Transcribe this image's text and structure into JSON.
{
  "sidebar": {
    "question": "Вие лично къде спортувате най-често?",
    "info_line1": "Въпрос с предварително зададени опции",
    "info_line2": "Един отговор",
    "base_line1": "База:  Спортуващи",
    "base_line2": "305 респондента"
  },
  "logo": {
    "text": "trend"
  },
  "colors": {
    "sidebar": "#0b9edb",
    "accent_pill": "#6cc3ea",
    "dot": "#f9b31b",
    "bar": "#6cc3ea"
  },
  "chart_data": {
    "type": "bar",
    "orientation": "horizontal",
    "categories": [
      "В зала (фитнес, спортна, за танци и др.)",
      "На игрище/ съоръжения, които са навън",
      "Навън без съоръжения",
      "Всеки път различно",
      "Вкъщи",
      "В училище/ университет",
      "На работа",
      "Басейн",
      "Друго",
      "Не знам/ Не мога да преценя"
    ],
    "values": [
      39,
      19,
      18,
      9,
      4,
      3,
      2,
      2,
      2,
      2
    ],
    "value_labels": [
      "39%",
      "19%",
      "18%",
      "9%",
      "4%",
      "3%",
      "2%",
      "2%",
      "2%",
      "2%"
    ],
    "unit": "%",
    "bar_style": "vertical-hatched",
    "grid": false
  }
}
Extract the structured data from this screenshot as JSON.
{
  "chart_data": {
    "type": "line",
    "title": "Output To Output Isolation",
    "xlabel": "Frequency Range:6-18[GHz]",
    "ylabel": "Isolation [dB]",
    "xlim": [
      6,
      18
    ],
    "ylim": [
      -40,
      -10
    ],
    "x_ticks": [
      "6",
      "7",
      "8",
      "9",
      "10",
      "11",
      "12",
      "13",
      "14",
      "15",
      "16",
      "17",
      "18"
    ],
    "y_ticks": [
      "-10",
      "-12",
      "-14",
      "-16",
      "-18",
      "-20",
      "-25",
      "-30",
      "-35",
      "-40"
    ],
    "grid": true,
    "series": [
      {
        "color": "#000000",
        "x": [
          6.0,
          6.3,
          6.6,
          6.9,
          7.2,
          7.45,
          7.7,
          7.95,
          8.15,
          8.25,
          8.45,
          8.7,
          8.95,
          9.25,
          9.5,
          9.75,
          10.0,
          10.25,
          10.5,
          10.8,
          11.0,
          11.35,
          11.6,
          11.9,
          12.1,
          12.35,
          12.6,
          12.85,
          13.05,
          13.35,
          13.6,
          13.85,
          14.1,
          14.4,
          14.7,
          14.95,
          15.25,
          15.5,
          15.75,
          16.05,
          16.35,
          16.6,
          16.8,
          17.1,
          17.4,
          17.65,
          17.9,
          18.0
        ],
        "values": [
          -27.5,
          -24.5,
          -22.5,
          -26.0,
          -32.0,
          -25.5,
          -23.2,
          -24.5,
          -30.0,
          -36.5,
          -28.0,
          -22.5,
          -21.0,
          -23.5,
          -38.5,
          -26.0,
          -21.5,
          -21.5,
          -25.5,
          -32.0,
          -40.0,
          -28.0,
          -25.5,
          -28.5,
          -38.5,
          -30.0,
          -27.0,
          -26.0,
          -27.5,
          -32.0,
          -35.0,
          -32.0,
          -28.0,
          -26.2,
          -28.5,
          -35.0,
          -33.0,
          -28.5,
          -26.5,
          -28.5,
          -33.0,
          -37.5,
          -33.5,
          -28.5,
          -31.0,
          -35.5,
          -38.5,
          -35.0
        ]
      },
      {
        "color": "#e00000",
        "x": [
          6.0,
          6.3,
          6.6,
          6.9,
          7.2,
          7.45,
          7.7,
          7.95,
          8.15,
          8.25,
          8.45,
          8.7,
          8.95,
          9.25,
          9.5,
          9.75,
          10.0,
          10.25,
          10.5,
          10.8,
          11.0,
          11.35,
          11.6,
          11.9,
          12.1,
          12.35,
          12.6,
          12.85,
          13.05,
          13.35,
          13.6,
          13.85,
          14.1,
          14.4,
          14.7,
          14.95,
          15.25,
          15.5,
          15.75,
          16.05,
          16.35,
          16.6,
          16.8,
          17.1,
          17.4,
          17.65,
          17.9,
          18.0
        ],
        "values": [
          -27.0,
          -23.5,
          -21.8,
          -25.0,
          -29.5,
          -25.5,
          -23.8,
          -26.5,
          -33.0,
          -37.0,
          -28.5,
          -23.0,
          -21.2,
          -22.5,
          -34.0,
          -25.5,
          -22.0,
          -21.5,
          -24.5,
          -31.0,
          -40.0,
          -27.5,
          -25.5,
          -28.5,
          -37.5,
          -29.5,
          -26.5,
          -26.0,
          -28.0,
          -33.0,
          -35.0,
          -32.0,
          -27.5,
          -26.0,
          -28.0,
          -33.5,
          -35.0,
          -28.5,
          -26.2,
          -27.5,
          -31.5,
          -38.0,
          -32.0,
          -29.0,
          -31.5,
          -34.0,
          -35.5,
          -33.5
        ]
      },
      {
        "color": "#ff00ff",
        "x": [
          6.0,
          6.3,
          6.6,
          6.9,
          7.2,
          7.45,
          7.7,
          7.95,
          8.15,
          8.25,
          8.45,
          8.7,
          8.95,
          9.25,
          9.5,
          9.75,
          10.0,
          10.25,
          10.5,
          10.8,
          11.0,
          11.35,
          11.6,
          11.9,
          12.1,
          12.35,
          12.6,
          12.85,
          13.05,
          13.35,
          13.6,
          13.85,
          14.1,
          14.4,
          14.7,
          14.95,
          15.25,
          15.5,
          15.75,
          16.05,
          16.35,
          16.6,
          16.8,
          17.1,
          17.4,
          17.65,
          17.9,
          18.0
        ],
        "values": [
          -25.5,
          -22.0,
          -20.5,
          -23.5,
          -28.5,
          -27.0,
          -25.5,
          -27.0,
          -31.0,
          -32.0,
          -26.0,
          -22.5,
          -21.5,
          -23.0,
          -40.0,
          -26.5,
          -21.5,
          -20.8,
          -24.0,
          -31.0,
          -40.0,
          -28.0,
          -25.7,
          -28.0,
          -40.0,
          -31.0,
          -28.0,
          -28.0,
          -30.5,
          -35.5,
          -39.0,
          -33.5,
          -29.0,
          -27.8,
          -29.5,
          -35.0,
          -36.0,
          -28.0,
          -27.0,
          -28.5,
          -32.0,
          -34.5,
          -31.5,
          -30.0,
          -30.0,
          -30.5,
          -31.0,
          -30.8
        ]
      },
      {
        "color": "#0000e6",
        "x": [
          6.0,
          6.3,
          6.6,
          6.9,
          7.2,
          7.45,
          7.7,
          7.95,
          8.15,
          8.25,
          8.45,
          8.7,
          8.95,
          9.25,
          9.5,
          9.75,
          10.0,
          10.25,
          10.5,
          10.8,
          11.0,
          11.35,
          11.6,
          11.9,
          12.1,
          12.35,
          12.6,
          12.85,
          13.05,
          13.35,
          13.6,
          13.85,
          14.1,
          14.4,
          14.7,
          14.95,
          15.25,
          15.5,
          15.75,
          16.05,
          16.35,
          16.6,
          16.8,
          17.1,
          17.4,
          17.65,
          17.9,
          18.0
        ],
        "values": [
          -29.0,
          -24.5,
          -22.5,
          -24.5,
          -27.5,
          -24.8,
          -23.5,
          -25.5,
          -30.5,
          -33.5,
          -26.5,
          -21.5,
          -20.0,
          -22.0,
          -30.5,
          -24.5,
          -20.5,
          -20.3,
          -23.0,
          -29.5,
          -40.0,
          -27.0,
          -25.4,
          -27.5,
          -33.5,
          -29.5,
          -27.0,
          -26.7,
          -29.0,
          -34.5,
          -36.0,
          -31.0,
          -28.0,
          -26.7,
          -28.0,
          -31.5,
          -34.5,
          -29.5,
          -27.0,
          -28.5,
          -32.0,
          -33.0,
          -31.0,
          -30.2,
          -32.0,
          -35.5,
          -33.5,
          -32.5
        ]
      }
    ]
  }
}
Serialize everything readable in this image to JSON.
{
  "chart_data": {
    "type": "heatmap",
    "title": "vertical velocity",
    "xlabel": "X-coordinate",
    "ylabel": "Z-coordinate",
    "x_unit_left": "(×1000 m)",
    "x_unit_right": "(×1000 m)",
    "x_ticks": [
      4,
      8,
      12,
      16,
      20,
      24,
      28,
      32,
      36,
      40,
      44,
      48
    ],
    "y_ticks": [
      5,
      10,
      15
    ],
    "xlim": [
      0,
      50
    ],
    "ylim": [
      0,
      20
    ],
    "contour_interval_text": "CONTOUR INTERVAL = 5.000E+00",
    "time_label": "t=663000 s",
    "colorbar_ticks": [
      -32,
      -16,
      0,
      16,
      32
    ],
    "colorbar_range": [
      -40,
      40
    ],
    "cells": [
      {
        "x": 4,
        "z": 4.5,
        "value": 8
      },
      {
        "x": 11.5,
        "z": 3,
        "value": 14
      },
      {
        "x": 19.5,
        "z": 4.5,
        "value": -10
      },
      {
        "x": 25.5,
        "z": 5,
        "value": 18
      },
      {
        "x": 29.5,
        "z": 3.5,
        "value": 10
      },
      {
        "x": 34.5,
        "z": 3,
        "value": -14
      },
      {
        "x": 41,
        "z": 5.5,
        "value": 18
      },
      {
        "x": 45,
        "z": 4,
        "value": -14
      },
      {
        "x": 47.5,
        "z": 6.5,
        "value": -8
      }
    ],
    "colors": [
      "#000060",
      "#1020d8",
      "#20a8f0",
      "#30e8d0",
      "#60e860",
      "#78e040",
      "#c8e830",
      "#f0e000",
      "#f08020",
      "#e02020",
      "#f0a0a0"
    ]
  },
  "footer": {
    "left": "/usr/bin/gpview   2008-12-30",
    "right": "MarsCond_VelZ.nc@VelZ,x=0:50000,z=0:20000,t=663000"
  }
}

---

To be done → Working from the entries above, return all lines that contain "JSON".

Final answer →
Transcribe this image's text and structure into JSON.
Extract the structured data from this screenshot as JSON.
Serialize everything readable in this image to JSON.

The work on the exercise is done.